## begin EXCERPT

Introduction to Book-Keeping – JSS1 Business Studies Lesson

Detailed Lesson Plan on Introduction to Book-Keeping

Subject: Business Studies

Class: JSS 1

Term: Second Term

Week: 10

Age: 10 – 12 years

Topic: Introduction to Book-Keeping

Sub-topic: Meaning, Importance, Ethics, and Practices of Book-Keeping

Duration: 40 minutes


Behavioural Objectives

By the end of the lesson, students should be able to:

  1. Define book-keeping and explain its importance.
  2. Identify and explain the essential qualities of a bookkeeper.
  3. List and describe common book-keeping practices.
  4. Explain book-keeping ethics and the double-entry system.
  5. Prepare a simple book-keeping record using the correct format.

Keywords

  • Book-Keeping – Recording financial transactions systematically.
  • Transaction – Any business activity involving money.
  • Folio – A reference number for accounts.
  • Debit (DR) – An entry for money received.
  • Credit (CR) – An entry for money paid.

Set Induction

The teacher asks students:

  • Have you ever saved money in a notebook or recorded how you spend money?
  • How do businesses keep track of their income and expenses?
  • What happens if a business does not record its financial transactions?

The teacher listens to their responses and introduces the topic.


Entry Behaviour

Students have seen their parents or shop owners record money transactions, such as when buying and selling goods.


Learning Resources and Materials

  • Sample cashbook or ledger
  • Whiteboard and marker
  • Pictures of book-keeping records
  • Chart showing book-keeping practices

Building Background/Connection to Prior Knowledge

Students have learned about business and money management. This lesson connects to their understanding of how businesses track their finances.

## end EXCERPT

◆ WHAT THIS TASK INVOLVES ◆
Answer these questions using the book-keeping lesson plan.
1. How long is the lesson?
2. What does the plan define a folio as?
3. Whom have students seen recording money transactions?

## begin PROVIDED RECORDS

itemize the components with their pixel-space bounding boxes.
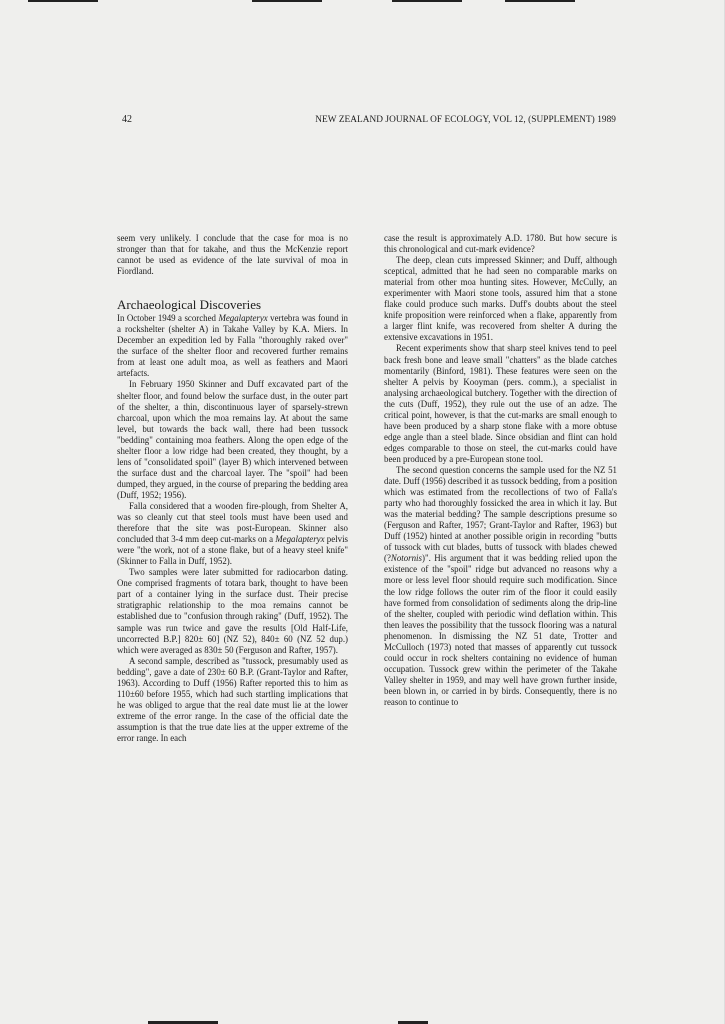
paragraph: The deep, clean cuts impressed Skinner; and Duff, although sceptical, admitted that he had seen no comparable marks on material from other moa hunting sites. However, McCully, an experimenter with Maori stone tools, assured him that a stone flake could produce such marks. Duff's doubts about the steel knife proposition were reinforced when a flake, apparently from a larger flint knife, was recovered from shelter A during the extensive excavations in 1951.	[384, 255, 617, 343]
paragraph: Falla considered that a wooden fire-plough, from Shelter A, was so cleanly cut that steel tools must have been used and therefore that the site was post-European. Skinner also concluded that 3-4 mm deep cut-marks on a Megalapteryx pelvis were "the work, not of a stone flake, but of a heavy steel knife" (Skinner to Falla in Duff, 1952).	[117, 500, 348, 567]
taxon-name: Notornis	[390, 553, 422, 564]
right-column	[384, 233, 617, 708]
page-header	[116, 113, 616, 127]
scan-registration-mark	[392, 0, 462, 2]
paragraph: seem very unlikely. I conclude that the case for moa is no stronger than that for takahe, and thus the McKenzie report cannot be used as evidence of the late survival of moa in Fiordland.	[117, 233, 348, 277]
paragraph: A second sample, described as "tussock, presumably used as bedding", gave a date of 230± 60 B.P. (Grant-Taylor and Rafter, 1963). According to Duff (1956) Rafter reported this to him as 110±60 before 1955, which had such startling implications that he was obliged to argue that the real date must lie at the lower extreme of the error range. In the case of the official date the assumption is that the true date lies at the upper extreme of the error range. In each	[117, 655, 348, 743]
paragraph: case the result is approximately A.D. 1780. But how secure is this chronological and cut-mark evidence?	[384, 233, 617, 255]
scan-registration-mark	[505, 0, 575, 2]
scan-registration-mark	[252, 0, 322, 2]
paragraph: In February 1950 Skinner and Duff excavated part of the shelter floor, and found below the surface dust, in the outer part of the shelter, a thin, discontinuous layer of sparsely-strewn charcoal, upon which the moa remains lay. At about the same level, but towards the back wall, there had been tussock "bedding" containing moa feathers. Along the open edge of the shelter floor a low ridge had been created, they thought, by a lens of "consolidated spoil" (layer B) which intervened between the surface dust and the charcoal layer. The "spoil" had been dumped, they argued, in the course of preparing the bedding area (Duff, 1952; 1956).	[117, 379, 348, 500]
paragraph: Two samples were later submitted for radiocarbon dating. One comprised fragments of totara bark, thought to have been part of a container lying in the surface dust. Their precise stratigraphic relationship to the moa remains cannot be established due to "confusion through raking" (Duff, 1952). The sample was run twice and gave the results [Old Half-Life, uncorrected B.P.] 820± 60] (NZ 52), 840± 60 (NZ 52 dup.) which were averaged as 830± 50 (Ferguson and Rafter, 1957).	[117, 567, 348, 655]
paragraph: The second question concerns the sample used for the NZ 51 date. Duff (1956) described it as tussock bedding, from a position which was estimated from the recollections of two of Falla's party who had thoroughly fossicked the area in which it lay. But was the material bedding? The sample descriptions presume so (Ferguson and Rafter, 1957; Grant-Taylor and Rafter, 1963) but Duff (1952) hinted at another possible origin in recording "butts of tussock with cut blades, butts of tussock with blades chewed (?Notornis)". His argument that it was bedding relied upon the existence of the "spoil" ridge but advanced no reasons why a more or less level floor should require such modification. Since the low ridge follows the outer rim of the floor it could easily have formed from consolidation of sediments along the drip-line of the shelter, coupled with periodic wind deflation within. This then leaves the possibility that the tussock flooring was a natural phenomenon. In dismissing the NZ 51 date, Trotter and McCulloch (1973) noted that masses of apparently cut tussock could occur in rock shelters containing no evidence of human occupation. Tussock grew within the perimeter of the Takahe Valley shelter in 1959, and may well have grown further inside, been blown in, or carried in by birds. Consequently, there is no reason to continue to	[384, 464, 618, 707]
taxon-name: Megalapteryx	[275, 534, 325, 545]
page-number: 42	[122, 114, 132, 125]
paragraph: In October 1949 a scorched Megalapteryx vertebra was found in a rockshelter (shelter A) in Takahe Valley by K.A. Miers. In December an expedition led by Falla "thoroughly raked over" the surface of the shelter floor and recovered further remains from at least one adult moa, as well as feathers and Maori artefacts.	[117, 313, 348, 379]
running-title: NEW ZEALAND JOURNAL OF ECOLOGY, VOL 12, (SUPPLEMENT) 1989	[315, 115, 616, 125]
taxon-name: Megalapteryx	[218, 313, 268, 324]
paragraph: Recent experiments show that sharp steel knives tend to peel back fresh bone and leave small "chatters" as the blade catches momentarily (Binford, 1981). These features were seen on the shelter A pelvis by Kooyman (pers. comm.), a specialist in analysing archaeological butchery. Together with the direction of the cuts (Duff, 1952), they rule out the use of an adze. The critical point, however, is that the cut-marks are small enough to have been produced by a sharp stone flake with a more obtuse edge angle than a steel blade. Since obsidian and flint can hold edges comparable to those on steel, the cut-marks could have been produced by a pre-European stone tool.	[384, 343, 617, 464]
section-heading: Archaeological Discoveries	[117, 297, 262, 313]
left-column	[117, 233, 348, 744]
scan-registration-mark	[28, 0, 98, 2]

## end PROVIDED RECORDS
## begin PROVIDED RECORDS

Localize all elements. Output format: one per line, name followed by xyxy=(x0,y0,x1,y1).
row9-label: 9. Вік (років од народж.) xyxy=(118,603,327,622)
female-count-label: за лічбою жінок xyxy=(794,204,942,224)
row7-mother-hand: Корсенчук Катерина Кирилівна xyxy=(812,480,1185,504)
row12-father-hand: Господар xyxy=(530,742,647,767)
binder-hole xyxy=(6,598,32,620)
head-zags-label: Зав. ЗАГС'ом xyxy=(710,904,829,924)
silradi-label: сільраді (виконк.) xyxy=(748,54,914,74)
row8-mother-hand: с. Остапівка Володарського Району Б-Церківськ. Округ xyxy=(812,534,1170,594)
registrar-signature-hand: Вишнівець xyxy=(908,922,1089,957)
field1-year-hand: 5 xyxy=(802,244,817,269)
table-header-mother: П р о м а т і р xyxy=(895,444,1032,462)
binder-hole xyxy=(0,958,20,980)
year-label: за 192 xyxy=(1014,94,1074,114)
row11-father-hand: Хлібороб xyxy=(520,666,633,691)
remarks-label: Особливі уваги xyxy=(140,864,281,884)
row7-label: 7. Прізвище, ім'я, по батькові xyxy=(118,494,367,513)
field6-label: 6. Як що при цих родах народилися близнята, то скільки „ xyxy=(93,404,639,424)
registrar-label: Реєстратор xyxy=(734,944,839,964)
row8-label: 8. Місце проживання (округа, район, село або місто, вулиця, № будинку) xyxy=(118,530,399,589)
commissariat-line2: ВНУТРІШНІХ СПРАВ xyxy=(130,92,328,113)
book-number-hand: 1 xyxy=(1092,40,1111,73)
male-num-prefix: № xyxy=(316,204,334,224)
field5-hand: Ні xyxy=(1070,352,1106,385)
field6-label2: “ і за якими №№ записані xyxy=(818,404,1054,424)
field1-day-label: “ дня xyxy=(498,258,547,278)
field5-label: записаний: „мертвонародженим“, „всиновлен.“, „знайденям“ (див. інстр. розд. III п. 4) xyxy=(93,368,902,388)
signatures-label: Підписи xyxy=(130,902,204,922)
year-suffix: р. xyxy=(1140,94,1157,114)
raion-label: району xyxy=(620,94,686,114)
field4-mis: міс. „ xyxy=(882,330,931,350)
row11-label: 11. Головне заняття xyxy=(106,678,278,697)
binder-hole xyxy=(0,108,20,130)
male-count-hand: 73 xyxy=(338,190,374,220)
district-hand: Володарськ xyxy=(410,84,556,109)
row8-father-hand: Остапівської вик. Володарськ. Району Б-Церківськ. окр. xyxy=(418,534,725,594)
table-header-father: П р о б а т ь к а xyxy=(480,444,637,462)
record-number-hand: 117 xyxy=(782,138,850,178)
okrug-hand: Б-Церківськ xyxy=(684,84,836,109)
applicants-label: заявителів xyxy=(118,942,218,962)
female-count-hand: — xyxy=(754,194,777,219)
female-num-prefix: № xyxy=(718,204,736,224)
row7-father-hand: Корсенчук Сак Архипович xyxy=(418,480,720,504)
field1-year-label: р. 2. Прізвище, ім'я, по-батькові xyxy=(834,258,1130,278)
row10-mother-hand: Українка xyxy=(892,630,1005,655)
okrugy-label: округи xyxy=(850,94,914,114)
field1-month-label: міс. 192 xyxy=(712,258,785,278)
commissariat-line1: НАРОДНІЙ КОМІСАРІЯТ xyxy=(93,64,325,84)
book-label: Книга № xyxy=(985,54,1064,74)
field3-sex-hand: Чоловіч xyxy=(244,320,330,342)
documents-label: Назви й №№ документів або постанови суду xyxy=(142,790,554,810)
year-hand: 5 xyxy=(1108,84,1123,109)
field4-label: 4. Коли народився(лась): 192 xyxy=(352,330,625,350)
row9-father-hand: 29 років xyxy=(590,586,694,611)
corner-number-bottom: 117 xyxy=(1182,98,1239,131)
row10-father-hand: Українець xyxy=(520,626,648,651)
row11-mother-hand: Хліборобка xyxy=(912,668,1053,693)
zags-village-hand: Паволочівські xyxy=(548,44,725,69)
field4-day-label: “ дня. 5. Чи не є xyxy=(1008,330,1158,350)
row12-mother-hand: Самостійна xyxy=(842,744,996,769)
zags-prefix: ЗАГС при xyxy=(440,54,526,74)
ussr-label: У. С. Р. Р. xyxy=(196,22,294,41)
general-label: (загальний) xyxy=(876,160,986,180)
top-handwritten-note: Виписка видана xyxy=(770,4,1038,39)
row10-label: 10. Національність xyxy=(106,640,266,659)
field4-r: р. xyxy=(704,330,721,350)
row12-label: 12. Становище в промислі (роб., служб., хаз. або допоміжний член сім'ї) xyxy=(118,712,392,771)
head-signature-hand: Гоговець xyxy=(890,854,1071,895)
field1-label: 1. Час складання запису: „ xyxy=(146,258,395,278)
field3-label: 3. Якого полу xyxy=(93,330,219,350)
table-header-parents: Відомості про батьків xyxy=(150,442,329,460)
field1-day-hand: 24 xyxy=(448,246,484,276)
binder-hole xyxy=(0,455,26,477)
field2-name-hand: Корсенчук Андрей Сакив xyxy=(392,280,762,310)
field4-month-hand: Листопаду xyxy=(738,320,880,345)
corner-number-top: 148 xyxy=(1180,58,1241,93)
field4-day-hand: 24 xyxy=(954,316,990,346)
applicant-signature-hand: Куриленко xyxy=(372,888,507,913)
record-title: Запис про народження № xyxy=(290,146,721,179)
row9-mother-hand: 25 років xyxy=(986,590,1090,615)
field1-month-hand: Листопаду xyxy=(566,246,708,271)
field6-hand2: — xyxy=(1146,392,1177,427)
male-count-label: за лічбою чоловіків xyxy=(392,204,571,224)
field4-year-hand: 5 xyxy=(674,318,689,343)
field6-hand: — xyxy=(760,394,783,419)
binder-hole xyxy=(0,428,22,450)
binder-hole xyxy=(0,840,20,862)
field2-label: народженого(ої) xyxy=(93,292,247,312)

## end PROVIDED RECORDS

◆ CORRECT RESULT ◆
1. 40 minutes
2. A reference number for accounts
3. Their parents or shop owners